- **Task description**: Rewrite every line of the entries below as a Markdown table with two columns, Row and Text, numbering each row and skipping blank lines. Leave the pictures out.

§

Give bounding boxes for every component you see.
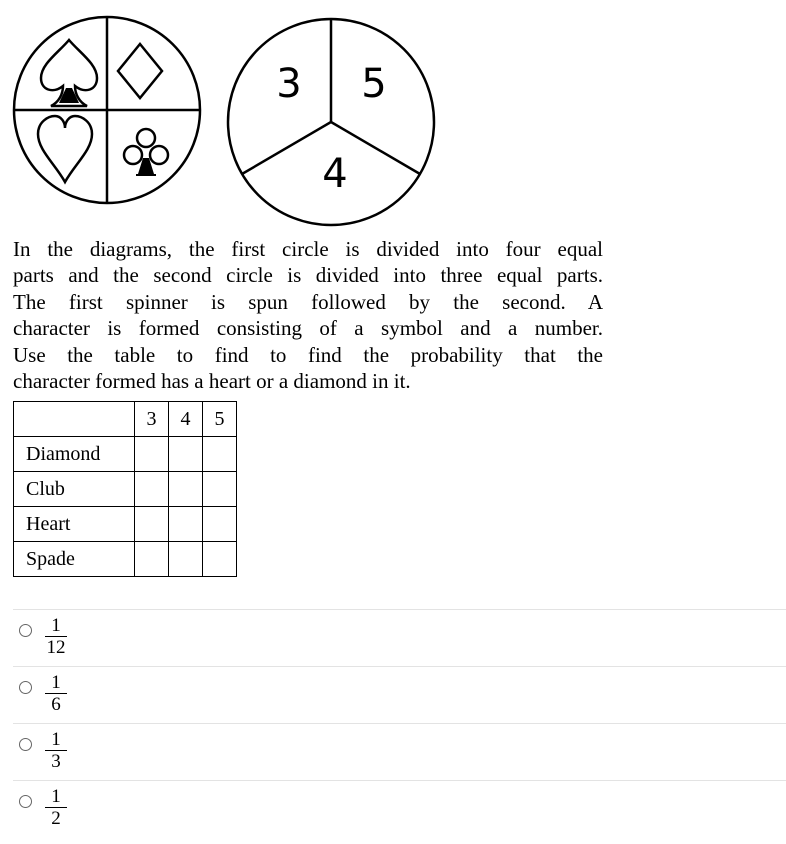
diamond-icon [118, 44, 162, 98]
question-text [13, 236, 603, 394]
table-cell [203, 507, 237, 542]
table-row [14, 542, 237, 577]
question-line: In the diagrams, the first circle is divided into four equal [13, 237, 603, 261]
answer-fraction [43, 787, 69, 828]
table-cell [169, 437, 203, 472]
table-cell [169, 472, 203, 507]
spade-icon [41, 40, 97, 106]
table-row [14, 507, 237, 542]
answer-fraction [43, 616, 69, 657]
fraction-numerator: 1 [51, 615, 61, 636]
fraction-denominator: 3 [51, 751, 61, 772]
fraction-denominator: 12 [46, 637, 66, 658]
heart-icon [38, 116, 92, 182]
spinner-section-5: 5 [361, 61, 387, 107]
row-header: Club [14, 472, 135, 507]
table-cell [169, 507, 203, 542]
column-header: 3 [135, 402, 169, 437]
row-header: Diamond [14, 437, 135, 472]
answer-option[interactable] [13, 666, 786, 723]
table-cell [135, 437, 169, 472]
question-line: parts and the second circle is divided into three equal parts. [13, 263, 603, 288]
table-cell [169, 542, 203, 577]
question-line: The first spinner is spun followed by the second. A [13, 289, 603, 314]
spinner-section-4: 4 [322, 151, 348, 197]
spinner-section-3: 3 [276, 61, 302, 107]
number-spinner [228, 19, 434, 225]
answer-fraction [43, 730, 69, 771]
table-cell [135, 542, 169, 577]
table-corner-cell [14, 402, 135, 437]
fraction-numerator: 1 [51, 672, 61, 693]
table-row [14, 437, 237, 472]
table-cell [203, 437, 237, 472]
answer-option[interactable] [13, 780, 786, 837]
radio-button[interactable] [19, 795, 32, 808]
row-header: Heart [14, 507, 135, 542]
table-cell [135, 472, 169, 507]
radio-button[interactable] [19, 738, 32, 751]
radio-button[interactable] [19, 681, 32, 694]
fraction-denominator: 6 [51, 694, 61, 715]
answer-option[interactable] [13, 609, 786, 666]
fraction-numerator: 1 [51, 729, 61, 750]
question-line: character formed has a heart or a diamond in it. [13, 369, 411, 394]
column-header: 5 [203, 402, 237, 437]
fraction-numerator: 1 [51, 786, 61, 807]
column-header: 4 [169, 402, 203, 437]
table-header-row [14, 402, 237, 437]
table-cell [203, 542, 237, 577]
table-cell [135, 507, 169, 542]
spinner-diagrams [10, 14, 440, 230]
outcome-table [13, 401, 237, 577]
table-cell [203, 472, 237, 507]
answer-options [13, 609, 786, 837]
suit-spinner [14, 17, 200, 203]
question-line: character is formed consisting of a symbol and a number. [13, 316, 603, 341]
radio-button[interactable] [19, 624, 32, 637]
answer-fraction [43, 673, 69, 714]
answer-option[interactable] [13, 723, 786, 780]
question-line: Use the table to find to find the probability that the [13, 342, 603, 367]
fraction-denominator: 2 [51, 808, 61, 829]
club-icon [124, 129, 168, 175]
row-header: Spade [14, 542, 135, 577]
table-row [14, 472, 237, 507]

§

- **Exercise output**:
| Row | Text |
|---|---|
| 1 | Give bounding boxes for every component you see. |
| 2 | diamond-icon [118, 44, 162, 98] |
| 3 | question-text [13, 236, 603, 394] |
| 4 | table-cell [203, 507, 237, 542] |
| 5 | table-row [14, 542, 237, 577] |
| 6 | question-line: In the diagrams, the first circle is divided into four equal [13, 237, 603, 261] |
| 7 | answer-fraction [43, 787, 69, 828] |
| 8 | table-cell [169, 437, 203, 472] |
| 9 | table-cell [169, 472, 203, 507] |
| 10 | spade-icon [41, 40, 97, 106] |
| 11 | table-row [14, 507, 237, 542] |
| 12 | answer-fraction [43, 616, 69, 657] |
| 13 | fraction-numerator: 1 [51, 615, 61, 636] |
| 14 | fraction-denominator: 3 [51, 751, 61, 772] |
| 15 | fraction-denominator: 12 [46, 637, 66, 658] |
| 16 | heart-icon [38, 116, 92, 182] |
| 17 | spinner-section-5: 5 [361, 61, 387, 107] |
| 18 | row-header: Club [14, 472, 135, 507] |
| 19 | table-cell [169, 507, 203, 542] |
| 20 | column-header: 3 [135, 402, 169, 437] |
| 21 | row-header: Diamond [14, 437, 135, 472] |
| 22 | answer-option[interactable] [13, 666, 786, 723] |
| 23 | table-cell [135, 437, 169, 472] |
| 24 | question-line: parts and the second circle is divided into three equal parts. [13, 263, 603, 288] |
| 25 | table-cell [169, 542, 203, 577] |
| 26 | question-line: The first spinner is spun followed by the second. A [13, 289, 603, 314] |
| 27 | spinner-section-4: 4 [322, 151, 348, 197] |
| 28 | spinner-section-3: 3 [276, 61, 302, 107] |
| 29 | number-spinner [228, 19, 434, 225] |
| 30 | answer-fraction [43, 730, 69, 771] |
| 31 | table-cell [135, 542, 169, 577] |
| 32 | table-corner-cell [14, 402, 135, 437] |
| 33 | fraction-numerator: 1 [51, 672, 61, 693] |
| 34 | table-row [14, 437, 237, 472] |
| 35 | table-cell [203, 437, 237, 472] |
| 36 | answer-option[interactable] [13, 780, 786, 837] |
| 37 | radio-button[interactable] [19, 795, 32, 808] |
| 38 | row-header: Heart [14, 507, 135, 542] |
| 39 | table-cell [135, 472, 169, 507] |
| 40 | radio-button[interactable] [19, 738, 32, 751] |
| 41 | radio-button[interactable] [19, 681, 32, 694] |
| 42 | fraction-denominator: 6 [51, 694, 61, 715] |
| 43 | answer-option[interactable] [13, 609, 786, 666] |
| 44 | fraction-numerator: 1 [51, 729, 61, 750] |
| 45 | question-line: character formed has a heart or a diamond in it. [13, 369, 411, 394] |
| 46 | column-header: 5 [203, 402, 237, 437] |
| 47 | fraction-numerator: 1 [51, 786, 61, 807] |
| 48 | column-header: 4 [169, 402, 203, 437] |
| 49 | table-header-row [14, 402, 237, 437] |
| 50 | table-cell [203, 542, 237, 577] |
| 51 | table-cell [135, 507, 169, 542] |
| 52 | spinner-diagrams [10, 14, 440, 230] |
| 53 | outcome-table [13, 401, 237, 577] |
| 54 | table-cell [203, 472, 237, 507] |
| 55 | answer-options [13, 609, 786, 837] |
| 56 | suit-spinner [14, 17, 200, 203] |
| 57 | question-line: character is formed consisting of a symbol and a number. [13, 316, 603, 341] |
| 58 | radio-button[interactable] [19, 624, 32, 637] |
| 59 | answer-fraction [43, 673, 69, 714] |
| 60 | answer-option[interactable] [13, 723, 786, 780] |
| 61 | question-line: Use the table to find to find the probability that the [13, 342, 603, 367] |
| 62 | fraction-denominator: 2 [51, 808, 61, 829] |
| 63 | club-icon [124, 129, 168, 175] |
| 64 | row-header: Spade [14, 542, 135, 577] |
| 65 | table-row [14, 472, 237, 507] |